(Short exercise): Please output the entries below from the line that contains "Extract all readable text from this page." through the final line, reproduced exactly and alone.

=== Dataset entries ===

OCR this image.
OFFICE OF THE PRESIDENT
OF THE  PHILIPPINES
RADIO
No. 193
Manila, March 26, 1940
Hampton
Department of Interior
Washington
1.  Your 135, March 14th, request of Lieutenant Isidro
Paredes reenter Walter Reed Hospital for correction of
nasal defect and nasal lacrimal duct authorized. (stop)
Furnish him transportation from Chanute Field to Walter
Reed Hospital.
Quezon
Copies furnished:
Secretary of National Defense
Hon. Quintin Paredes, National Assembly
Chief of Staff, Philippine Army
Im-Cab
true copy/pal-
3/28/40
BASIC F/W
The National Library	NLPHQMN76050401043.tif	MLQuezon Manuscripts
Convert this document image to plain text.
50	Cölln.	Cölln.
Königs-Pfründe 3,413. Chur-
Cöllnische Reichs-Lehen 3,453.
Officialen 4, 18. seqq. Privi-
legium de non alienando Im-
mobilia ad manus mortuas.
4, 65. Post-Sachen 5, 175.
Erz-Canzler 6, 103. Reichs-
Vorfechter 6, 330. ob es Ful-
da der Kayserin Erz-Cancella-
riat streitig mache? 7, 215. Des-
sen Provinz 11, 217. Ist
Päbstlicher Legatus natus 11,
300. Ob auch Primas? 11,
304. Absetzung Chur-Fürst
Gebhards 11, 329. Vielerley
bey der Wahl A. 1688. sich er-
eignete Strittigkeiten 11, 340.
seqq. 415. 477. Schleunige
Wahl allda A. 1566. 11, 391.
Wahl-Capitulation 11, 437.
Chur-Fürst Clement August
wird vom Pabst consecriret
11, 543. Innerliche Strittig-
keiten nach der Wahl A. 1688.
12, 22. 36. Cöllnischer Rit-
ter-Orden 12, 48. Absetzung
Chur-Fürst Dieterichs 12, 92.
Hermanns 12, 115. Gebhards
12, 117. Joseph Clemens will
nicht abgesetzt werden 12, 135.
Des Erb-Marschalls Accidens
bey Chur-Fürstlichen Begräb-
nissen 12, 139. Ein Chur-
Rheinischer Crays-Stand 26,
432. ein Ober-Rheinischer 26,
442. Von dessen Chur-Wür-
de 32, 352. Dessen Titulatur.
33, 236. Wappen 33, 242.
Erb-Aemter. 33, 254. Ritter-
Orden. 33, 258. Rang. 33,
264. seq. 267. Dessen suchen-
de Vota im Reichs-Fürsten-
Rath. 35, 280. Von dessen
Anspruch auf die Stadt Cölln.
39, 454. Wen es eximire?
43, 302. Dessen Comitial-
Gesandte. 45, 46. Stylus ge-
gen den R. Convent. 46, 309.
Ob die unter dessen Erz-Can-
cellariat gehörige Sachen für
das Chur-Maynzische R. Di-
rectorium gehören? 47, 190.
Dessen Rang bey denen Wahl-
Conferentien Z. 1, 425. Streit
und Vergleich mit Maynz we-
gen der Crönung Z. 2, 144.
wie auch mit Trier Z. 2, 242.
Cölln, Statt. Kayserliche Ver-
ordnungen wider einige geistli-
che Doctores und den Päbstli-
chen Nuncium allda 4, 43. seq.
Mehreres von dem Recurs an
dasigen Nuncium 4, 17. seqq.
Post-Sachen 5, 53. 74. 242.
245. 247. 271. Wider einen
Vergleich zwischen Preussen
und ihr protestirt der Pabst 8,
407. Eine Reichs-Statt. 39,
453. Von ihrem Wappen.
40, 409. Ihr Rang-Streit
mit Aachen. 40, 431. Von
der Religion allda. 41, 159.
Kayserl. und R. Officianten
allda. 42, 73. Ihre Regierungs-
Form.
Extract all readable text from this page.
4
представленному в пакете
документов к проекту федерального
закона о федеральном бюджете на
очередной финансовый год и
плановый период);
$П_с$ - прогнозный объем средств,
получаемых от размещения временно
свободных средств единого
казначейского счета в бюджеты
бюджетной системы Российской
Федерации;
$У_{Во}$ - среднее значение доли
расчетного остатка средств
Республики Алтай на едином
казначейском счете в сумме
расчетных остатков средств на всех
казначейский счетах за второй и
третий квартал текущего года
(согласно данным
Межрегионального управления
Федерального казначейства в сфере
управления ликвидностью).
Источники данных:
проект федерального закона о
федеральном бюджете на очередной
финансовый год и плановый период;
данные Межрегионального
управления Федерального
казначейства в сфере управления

===

(The response):
Extract all readable text from this page.
4
представленному в пакете
документов к проекту федерального
закона о федеральном бюджете на
очередной финансовый год и
плановый период);
$П_с$ - прогнозный объем средств,
получаемых от размещения временно
свободных средств единого
казначейского счета в бюджеты
бюджетной системы Российской
Федерации;
$У_{Во}$ - среднее значение доли
расчетного остатка средств
Республики Алтай на едином
казначейском счете в сумме
расчетных остатков средств на всех
казначейский счетах за второй и
третий квартал текущего года
(согласно данным
Межрегионального управления
Федерального казначейства в сфере
управления ликвидностью).
Источники данных:
проект федерального закона о
федеральном бюджете на очередной
финансовый год и плановый период;
данные Межрегионального
управления Федерального
казначейства в сфере управления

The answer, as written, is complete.